──────── Provided data

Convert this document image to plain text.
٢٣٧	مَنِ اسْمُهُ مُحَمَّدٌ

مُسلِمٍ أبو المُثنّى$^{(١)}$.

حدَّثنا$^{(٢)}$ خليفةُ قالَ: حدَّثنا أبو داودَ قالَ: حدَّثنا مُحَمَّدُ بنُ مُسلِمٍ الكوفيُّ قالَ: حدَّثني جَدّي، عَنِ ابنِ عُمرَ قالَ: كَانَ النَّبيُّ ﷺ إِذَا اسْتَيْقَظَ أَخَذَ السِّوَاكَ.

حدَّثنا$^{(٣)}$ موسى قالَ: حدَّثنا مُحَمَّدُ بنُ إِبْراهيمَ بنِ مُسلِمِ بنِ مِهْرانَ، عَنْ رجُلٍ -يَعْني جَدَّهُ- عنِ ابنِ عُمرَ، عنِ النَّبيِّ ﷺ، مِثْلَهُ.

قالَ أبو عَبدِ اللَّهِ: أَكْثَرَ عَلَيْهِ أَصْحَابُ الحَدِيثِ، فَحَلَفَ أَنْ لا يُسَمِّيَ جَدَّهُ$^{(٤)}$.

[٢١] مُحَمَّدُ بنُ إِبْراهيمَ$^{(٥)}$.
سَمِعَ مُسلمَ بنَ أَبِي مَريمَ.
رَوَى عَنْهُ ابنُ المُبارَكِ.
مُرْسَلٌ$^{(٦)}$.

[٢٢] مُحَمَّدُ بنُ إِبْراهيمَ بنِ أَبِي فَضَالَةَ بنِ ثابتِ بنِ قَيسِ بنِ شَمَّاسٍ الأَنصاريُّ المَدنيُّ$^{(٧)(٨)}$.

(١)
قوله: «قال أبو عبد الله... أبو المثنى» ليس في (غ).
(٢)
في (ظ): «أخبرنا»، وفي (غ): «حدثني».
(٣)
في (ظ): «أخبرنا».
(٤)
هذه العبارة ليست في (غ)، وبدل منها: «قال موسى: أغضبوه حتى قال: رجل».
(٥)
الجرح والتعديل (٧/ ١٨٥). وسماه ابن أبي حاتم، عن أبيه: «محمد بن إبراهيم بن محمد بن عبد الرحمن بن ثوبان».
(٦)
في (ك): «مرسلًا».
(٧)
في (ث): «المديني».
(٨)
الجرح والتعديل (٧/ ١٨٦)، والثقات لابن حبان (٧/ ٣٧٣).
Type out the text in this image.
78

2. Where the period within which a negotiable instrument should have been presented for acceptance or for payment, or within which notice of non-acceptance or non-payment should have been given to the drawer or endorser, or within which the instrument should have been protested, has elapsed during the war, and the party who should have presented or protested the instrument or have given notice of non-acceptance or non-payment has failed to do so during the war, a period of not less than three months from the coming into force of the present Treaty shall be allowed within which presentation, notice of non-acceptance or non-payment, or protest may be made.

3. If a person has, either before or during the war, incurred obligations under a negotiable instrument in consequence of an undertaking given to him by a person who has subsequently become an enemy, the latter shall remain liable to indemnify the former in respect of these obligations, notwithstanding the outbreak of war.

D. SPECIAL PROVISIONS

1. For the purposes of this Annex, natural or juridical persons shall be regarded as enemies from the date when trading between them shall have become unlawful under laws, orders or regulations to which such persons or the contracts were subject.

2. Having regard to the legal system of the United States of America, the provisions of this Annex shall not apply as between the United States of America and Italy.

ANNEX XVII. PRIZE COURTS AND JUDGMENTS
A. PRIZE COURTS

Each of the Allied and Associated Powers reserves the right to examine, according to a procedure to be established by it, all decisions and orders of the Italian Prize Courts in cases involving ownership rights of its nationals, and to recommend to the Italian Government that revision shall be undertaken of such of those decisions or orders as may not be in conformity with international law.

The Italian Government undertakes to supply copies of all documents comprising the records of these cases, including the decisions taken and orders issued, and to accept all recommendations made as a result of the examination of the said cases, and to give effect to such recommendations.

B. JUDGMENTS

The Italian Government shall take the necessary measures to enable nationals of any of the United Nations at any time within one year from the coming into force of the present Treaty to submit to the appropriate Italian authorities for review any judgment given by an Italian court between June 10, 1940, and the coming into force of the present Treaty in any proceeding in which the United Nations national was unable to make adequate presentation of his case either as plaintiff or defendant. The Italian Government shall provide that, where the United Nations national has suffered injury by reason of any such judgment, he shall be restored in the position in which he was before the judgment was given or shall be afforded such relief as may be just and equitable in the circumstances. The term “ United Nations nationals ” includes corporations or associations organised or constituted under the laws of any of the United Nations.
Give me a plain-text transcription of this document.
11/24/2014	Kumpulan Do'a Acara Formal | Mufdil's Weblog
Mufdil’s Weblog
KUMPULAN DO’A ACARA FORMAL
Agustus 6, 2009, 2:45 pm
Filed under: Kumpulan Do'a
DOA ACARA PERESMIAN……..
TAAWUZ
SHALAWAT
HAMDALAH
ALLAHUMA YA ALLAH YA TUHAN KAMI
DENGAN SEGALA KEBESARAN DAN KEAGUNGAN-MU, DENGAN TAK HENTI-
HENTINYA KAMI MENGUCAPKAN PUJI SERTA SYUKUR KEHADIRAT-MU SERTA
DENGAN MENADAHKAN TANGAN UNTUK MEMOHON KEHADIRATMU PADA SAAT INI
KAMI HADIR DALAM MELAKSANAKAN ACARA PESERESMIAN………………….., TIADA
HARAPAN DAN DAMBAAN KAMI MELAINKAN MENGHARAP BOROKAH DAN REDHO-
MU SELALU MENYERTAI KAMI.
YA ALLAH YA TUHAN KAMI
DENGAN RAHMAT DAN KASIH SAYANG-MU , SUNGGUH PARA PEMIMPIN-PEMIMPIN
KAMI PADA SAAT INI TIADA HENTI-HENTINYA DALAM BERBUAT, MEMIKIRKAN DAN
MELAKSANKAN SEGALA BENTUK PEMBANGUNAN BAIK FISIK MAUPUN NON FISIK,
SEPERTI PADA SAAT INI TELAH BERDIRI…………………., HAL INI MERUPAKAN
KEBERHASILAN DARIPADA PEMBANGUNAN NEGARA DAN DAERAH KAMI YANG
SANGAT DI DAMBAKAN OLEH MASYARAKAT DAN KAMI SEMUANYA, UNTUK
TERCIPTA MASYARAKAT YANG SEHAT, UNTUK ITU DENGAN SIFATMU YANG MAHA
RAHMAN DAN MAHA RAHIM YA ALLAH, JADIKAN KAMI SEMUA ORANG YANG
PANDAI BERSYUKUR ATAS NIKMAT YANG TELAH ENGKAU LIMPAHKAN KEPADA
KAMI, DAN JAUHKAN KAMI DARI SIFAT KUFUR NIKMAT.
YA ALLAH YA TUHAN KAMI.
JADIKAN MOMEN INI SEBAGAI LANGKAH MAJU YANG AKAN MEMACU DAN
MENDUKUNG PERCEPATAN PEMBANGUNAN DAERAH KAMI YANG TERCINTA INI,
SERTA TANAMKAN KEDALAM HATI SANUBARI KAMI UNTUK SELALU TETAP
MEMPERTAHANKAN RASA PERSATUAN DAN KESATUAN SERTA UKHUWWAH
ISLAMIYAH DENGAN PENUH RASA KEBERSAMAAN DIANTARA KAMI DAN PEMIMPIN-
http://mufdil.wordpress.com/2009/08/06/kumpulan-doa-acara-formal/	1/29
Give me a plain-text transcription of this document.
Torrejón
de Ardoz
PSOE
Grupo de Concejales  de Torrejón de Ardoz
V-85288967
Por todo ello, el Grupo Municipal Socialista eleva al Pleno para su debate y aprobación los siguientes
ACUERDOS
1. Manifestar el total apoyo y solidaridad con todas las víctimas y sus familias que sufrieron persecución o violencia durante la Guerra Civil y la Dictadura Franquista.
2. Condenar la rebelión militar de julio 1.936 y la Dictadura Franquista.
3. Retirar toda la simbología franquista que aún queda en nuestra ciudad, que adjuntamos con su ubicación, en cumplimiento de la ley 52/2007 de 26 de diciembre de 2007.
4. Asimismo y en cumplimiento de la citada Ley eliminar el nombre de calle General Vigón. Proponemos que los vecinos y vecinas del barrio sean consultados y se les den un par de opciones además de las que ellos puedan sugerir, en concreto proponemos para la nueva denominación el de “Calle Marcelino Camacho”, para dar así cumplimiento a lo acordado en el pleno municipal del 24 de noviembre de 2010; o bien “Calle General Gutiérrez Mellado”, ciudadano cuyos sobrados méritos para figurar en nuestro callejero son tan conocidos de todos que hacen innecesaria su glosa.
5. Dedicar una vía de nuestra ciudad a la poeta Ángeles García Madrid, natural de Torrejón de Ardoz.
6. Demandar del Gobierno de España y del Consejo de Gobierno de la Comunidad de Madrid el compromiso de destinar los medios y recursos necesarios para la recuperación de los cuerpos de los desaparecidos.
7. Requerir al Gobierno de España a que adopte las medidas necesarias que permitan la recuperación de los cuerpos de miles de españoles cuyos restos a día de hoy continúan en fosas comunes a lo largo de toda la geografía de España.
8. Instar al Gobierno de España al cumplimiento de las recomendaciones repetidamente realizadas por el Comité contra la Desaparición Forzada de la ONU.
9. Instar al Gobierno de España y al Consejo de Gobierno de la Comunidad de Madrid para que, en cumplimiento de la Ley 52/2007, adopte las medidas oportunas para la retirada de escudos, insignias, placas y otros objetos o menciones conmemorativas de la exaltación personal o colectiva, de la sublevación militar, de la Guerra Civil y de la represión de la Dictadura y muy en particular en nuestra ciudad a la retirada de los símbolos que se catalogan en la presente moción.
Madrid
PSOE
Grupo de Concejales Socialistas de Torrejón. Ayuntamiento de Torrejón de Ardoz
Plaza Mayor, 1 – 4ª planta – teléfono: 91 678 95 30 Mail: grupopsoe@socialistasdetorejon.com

────────────────

Pick out lines containing the word "Gobierno", each one as written.

6. Demandar del Gobierno de España y del Consejo de Gobierno de la Comunidad de Madrid el compromiso de destinar los medios y recursos necesarios para la recuperación de los cuerpos de los desaparecidos.
7. Requerir al Gobierno de España a que adopte las medidas necesarias que permitan la recuperación de los cuerpos de miles de españoles cuyos restos a día de hoy continúan en fosas comunes a lo largo de toda la geografía de España.
8. Instar al Gobierno de España al cumplimiento de las recomendaciones repetidamente realizadas por el Comité contra la Desaparición Forzada de la ONU.
9. Instar al Gobierno de España y al Consejo de Gobierno de la Comunidad de Madrid para que, en cumplimiento de la Ley 52/2007, adopte las medidas oportunas para la retirada de escudos, insignias, placas y otros objetos o menciones conmemorativas de la exaltación personal o colectiva, de la sublevación militar, de la Guerra Civil y de la represión de la Dictadura y muy en particular en nuestra ciudad a la retirada de los símbolos que se catalogan en la presente moción.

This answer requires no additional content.